## DATASET ROWS
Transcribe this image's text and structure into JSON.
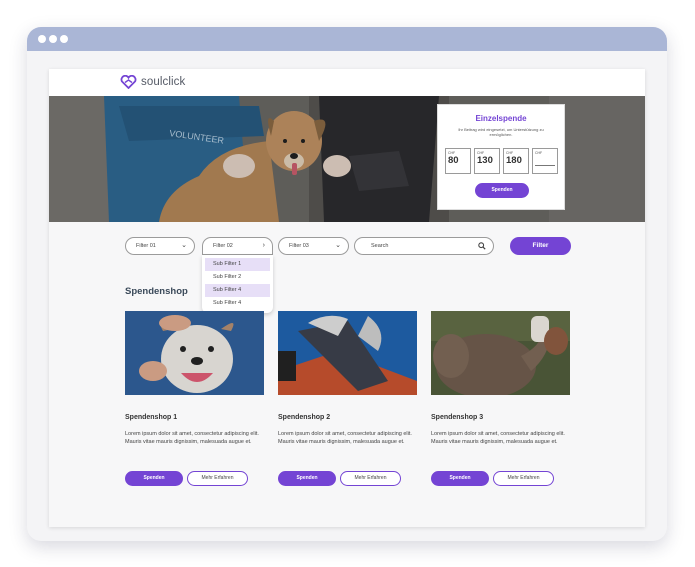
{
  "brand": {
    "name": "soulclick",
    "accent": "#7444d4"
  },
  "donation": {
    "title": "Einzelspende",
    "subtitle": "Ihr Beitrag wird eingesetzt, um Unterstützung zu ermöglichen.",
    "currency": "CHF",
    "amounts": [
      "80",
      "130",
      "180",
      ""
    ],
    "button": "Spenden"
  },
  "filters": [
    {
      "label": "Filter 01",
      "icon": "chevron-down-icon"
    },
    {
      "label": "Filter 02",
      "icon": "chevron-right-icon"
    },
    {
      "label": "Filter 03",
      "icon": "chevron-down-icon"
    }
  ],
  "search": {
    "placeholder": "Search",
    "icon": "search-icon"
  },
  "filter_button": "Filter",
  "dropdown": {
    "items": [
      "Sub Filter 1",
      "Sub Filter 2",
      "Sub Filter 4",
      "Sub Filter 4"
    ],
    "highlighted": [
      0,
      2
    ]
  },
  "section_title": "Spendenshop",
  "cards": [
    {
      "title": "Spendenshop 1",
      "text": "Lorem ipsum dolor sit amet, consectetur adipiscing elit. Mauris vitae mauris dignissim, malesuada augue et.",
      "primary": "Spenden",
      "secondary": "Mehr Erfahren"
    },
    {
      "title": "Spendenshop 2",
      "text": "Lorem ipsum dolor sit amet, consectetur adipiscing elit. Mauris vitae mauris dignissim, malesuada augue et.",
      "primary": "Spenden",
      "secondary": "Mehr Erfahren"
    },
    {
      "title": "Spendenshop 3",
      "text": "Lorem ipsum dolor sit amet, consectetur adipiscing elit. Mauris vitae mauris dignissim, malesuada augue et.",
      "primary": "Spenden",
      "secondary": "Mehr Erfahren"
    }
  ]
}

...

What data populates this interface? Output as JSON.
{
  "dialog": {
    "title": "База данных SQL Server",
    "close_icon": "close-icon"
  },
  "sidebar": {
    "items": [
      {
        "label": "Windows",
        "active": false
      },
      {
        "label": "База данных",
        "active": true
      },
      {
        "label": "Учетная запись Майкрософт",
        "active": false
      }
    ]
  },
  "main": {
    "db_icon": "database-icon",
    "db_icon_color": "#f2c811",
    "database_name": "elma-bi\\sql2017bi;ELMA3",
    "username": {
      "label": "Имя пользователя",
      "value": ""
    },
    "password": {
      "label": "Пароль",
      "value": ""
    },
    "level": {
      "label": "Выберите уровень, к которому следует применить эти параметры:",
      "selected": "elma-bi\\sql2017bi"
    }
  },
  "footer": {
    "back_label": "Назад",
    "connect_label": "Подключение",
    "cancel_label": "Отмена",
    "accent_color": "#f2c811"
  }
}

## YOUR OBJECTIVE
Copy out every line in the entries above that holds "База".

## RESPONSE BELOW
    "title": "База данных SQL Server",
        "label": "База данных",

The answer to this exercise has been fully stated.